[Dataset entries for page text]
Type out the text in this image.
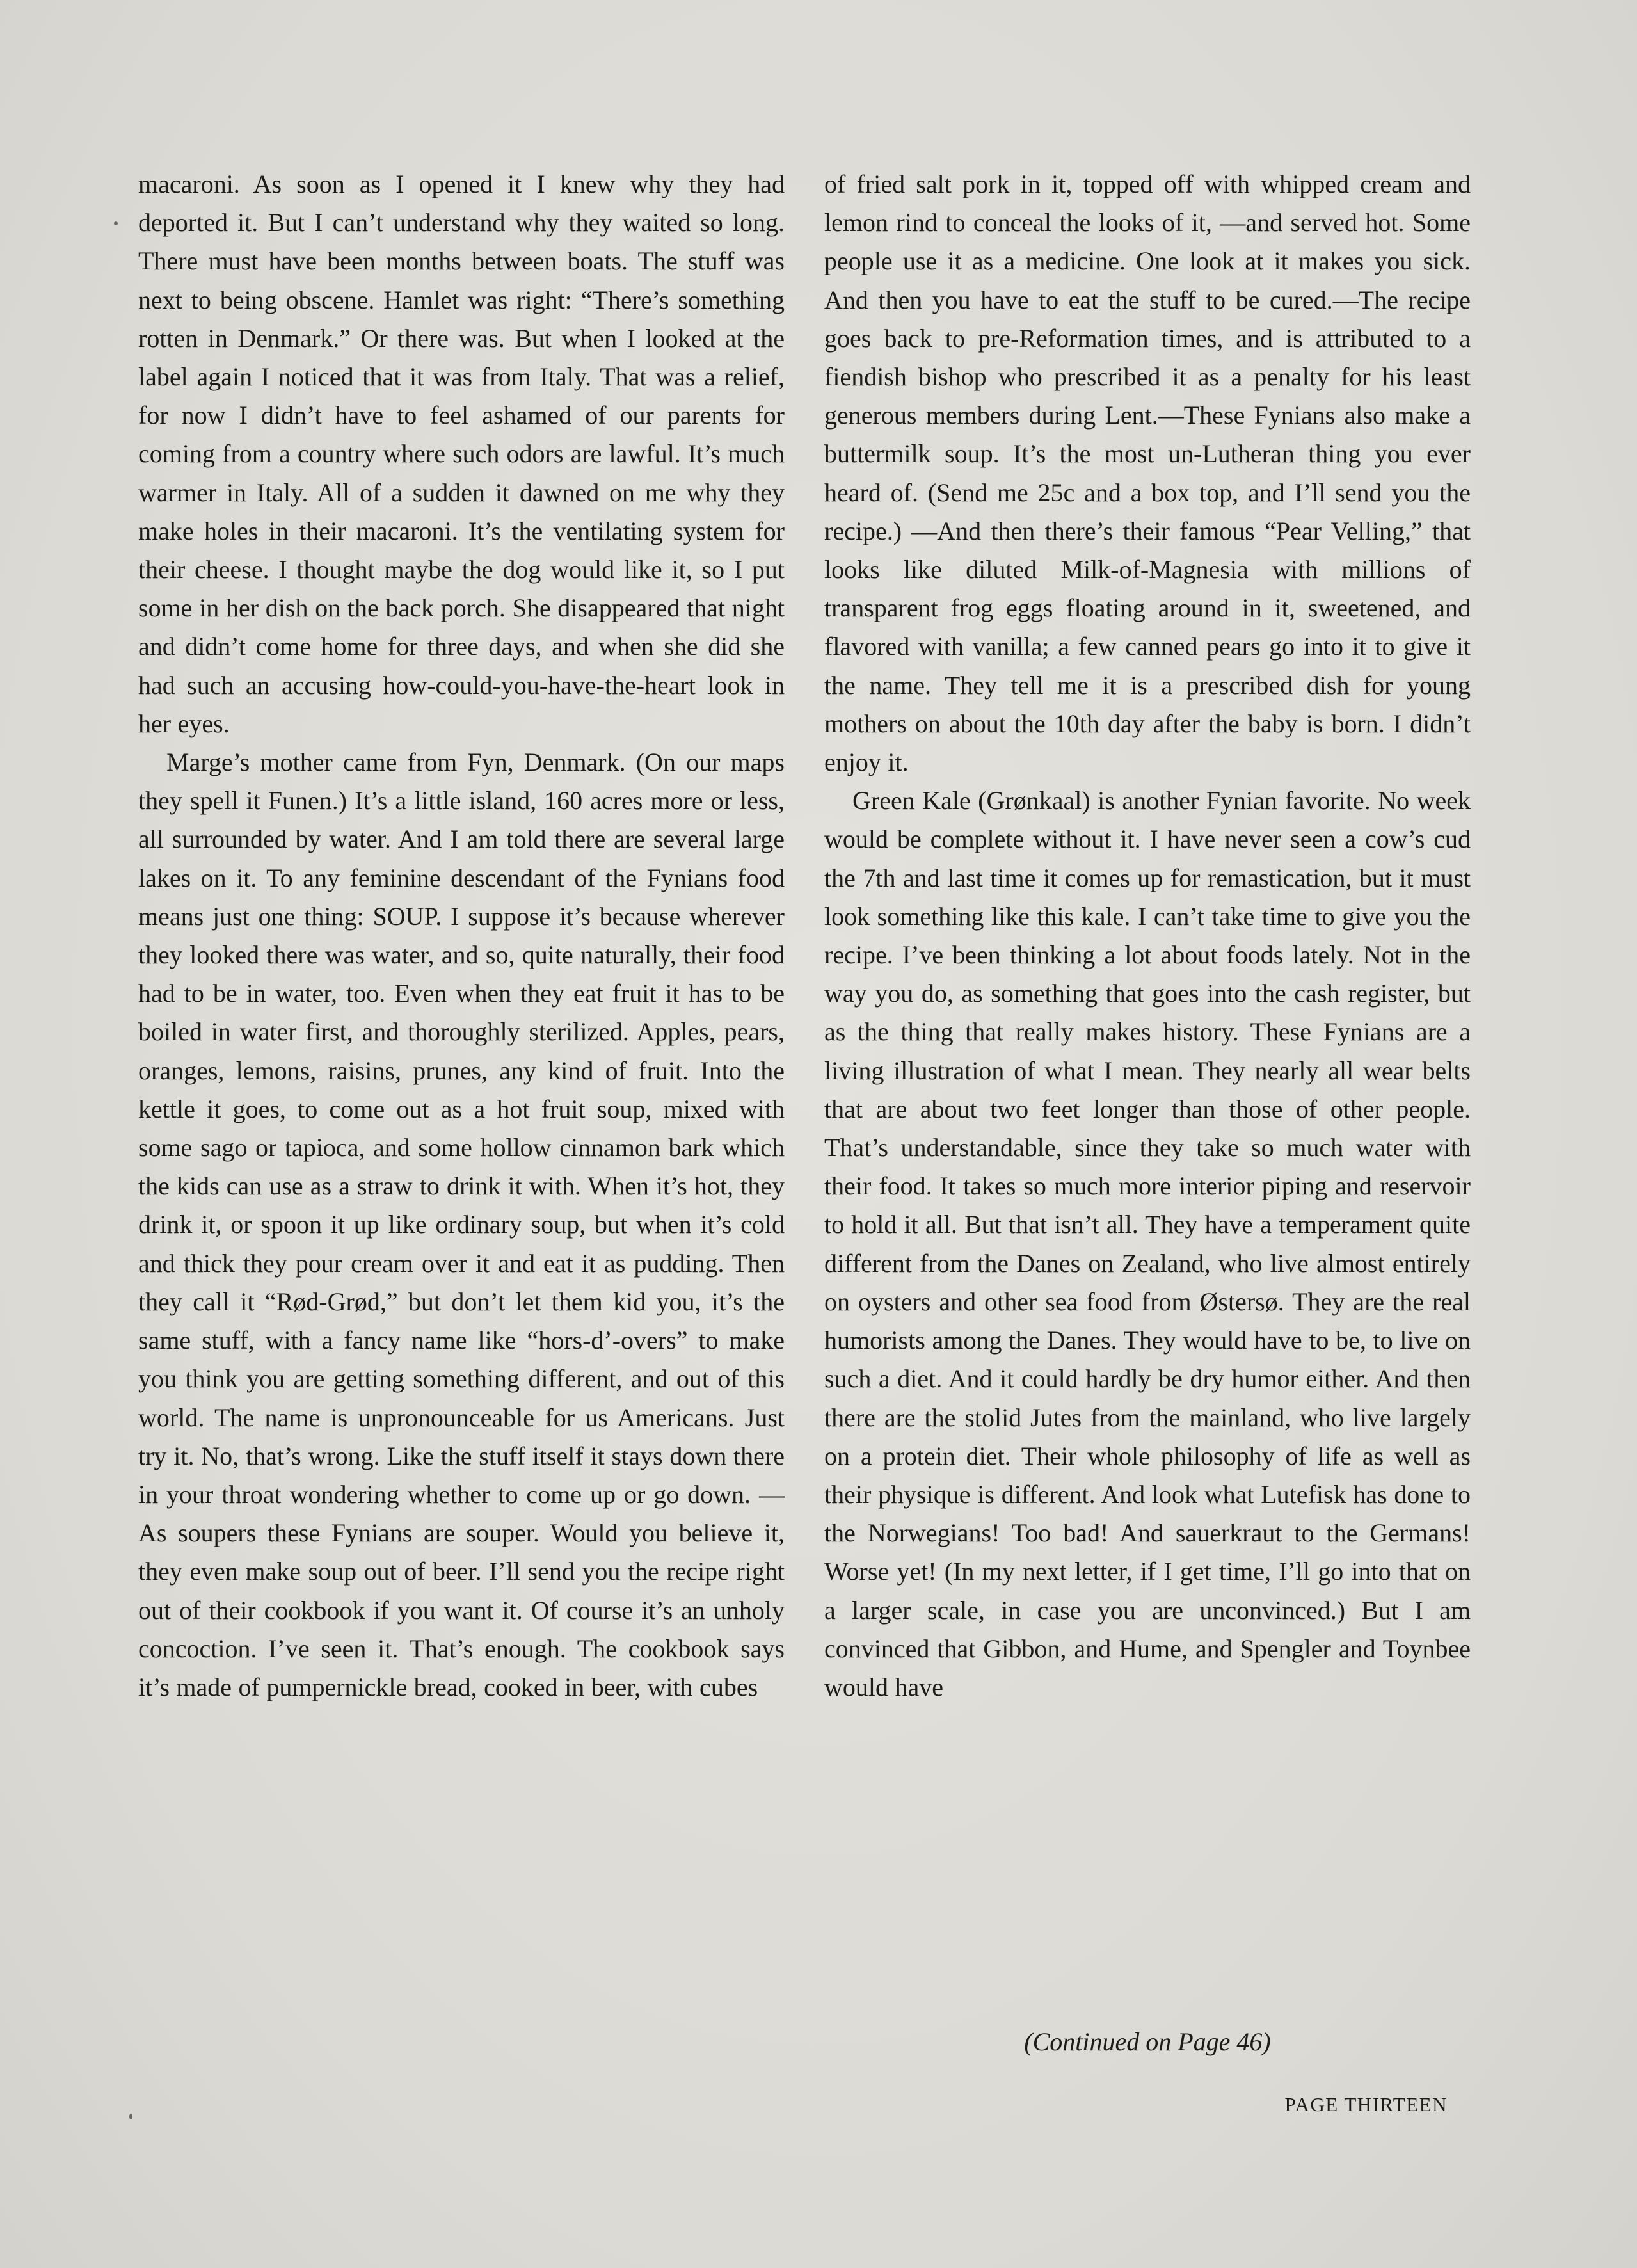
macaroni. As soon as I opened it I knew why they had deported it. But I can’t understand why they waited so long. There must have been months between boats. The stuff was next to being obscene. Hamlet was right: “There’s something rotten in Denmark.” Or there was. But when I looked at the label again I noticed that it was from Italy. That was a relief, for now I didn’t have to feel ashamed of our parents for coming from a country where such odors are lawful. It’s much warmer in Italy. All of a sudden it dawned on me why they make holes in their macaroni. It’s the ventilating system for their cheese. I thought maybe the dog would like it, so I put some in her dish on the back porch. She disappeared that night and didn’t come home for three days, and when she did she had such an accusing how-could-you-have-the-heart look in her eyes.

Marge’s mother came from Fyn, Denmark. (On our maps they spell it Funen.) It’s a little island, 160 acres more or less, all surrounded by water. And I am told there are several large lakes on it. To any feminine descendant of the Fynians food means just one thing: SOUP. I suppose it’s because wherever they looked there was water, and so, quite naturally, their food had to be in water, too. Even when they eat fruit it has to be boiled in water first, and thoroughly sterilized. Apples, pears, oranges, lemons, raisins, prunes, any kind of fruit. Into the kettle it goes, to come out as a hot fruit soup, mixed with some sago or tapioca, and some hollow cinnamon bark which the kids can use as a straw to drink it with. When it’s hot, they drink it, or spoon it up like ordinary soup, but when it’s cold and thick they pour cream over it and eat it as pudding. Then they call it “Rød-Grød,” but don’t let them kid you, it’s the same stuff, with a fancy name like “hors-d’-overs” to make you think you are getting something different, and out of this world. The name is unpronounceable for us Americans. Just try it. No, that’s wrong. Like the stuff itself it stays down there in your throat wondering whether to come up or go down. —As soupers these Fynians are souper. Would you believe it, they even make soup out of beer. I’ll send you the recipe right out of their cookbook if you want it. Of course it’s an unholy concoction. I’ve seen it. That’s enough. The cookbook says it’s made of pumpernickle bread, cooked in beer, with cubes

of fried salt pork in it, topped off with whipped cream and lemon rind to conceal the looks of it, —and served hot. Some people use it as a medicine. One look at it makes you sick. And then you have to eat the stuff to be cured.—The recipe goes back to pre-Reformation times, and is attributed to a fiendish bishop who prescribed it as a penalty for his least generous members during Lent.—These Fynians also make a buttermilk soup. It’s the most un-Lutheran thing you ever heard of. (Send me 25c and a box top, and I’ll send you the recipe.) —And then there’s their famous “Pear Velling,” that looks like diluted Milk-of-Magnesia with millions of transparent frog eggs floating around in it, sweetened, and flavored with vanilla; a few canned pears go into it to give it the name. They tell me it is a prescribed dish for young mothers on about the 10th day after the baby is born. I didn’t enjoy it.

Green Kale (Grønkaal) is another Fynian favorite. No week would be complete without it. I have never seen a cow’s cud the 7th and last time it comes up for remastication, but it must look something like this kale. I can’t take time to give you the recipe. I’ve been thinking a lot about foods lately. Not in the way you do, as something that goes into the cash register, but as the thing that really makes history. These Fynians are a living illustration of what I mean. They nearly all wear belts that are about two feet longer than those of other people. That’s understandable, since they take so much water with their food. It takes so much more interior piping and reservoir to hold it all. But that isn’t all. They have a temperament quite different from the Danes on Zealand, who live almost entirely on oysters and other sea food from Østersø. They are the real humorists among the Danes. They would have to be, to live on such a diet. And it could hardly be dry humor either. And then there are the stolid Jutes from the mainland, who live largely on a protein diet. Their whole philosophy of life as well as their physique is different. And look what Lutefisk has done to the Norwegians! Too bad! And sauerkraut to the Germans! Worse yet! (In my next letter, if I get time, I’ll go into that on a larger scale, in case you are unconvinced.) But I am convinced that Gibbon, and Hume, and Spengler and Toynbee would have

(Continued on Page 46)
PAGE THIRTEEN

▸ WORK REQUIRED
The task calls for repeating each line above exactly while excluding the pictures.

▸ RESPONSE AREA
Type out the text in this image.
macaroni. As soon as I opened it I knew why they had deported it. But I can’t understand why they waited so long. There must have been months between boats. The stuff was next to being obscene. Hamlet was right: “There’s something rotten in Denmark.” Or there was. But when I looked at the label again I noticed that it was from Italy. That was a relief, for now I didn’t have to feel ashamed of our parents for coming from a country where such odors are lawful. It’s much warmer in Italy. All of a sudden it dawned on me why they make holes in their macaroni. It’s the ventilating system for their cheese. I thought maybe the dog would like it, so I put some in her dish on the back porch. She disappeared that night and didn’t come home for three days, and when she did she had such an accusing how-could-you-have-the-heart look in her eyes.

Marge’s mother came from Fyn, Denmark. (On our maps they spell it Funen.) It’s a little island, 160 acres more or less, all surrounded by water. And I am told there are several large lakes on it. To any feminine descendant of the Fynians food means just one thing: SOUP. I suppose it’s because wherever they looked there was water, and so, quite naturally, their food had to be in water, too. Even when they eat fruit it has to be boiled in water first, and thoroughly sterilized. Apples, pears, oranges, lemons, raisins, prunes, any kind of fruit. Into the kettle it goes, to come out as a hot fruit soup, mixed with some sago or tapioca, and some hollow cinnamon bark which the kids can use as a straw to drink it with. When it’s hot, they drink it, or spoon it up like ordinary soup, but when it’s cold and thick they pour cream over it and eat it as pudding. Then they call it “Rød-Grød,” but don’t let them kid you, it’s the same stuff, with a fancy name like “hors-d’-overs” to make you think you are getting something different, and out of this world. The name is unpronounceable for us Americans. Just try it. No, that’s wrong. Like the stuff itself it stays down there in your throat wondering whether to come up or go down. —As soupers these Fynians are souper. Would you believe it, they even make soup out of beer. I’ll send you the recipe right out of their cookbook if you want it. Of course it’s an unholy concoction. I’ve seen it. That’s enough. The cookbook says it’s made of pumpernickle bread, cooked in beer, with cubes

of fried salt pork in it, topped off with whipped cream and lemon rind to conceal the looks of it, —and served hot. Some people use it as a medicine. One look at it makes you sick. And then you have to eat the stuff to be cured.—The recipe goes back to pre-Reformation times, and is attributed to a fiendish bishop who prescribed it as a penalty for his least generous members during Lent.—These Fynians also make a buttermilk soup. It’s the most un-Lutheran thing you ever heard of. (Send me 25c and a box top, and I’ll send you the recipe.) —And then there’s their famous “Pear Velling,” that looks like diluted Milk-of-Magnesia with millions of transparent frog eggs floating around in it, sweetened, and flavored with vanilla; a few canned pears go into it to give it the name. They tell me it is a prescribed dish for young mothers on about the 10th day after the baby is born. I didn’t enjoy it.

Green Kale (Grønkaal) is another Fynian favorite. No week would be complete without it. I have never seen a cow’s cud the 7th and last time it comes up for remastication, but it must look something like this kale. I can’t take time to give you the recipe. I’ve been thinking a lot about foods lately. Not in the way you do, as something that goes into the cash register, but as the thing that really makes history. These Fynians are a living illustration of what I mean. They nearly all wear belts that are about two feet longer than those of other people. That’s understandable, since they take so much water with their food. It takes so much more interior piping and reservoir to hold it all. But that isn’t all. They have a temperament quite different from the Danes on Zealand, who live almost entirely on oysters and other sea food from Østersø. They are the real humorists among the Danes. They would have to be, to live on such a diet. And it could hardly be dry humor either. And then there are the stolid Jutes from the mainland, who live largely on a protein diet. Their whole philosophy of life as well as their physique is different. And look what Lutefisk has done to the Norwegians! Too bad! And sauerkraut to the Germans! Worse yet! (In my next letter, if I get time, I’ll go into that on a larger scale, in case you are unconvinced.) But I am convinced that Gibbon, and Hume, and Spengler and Toynbee would have

(Continued on Page 46)
PAGE THIRTEEN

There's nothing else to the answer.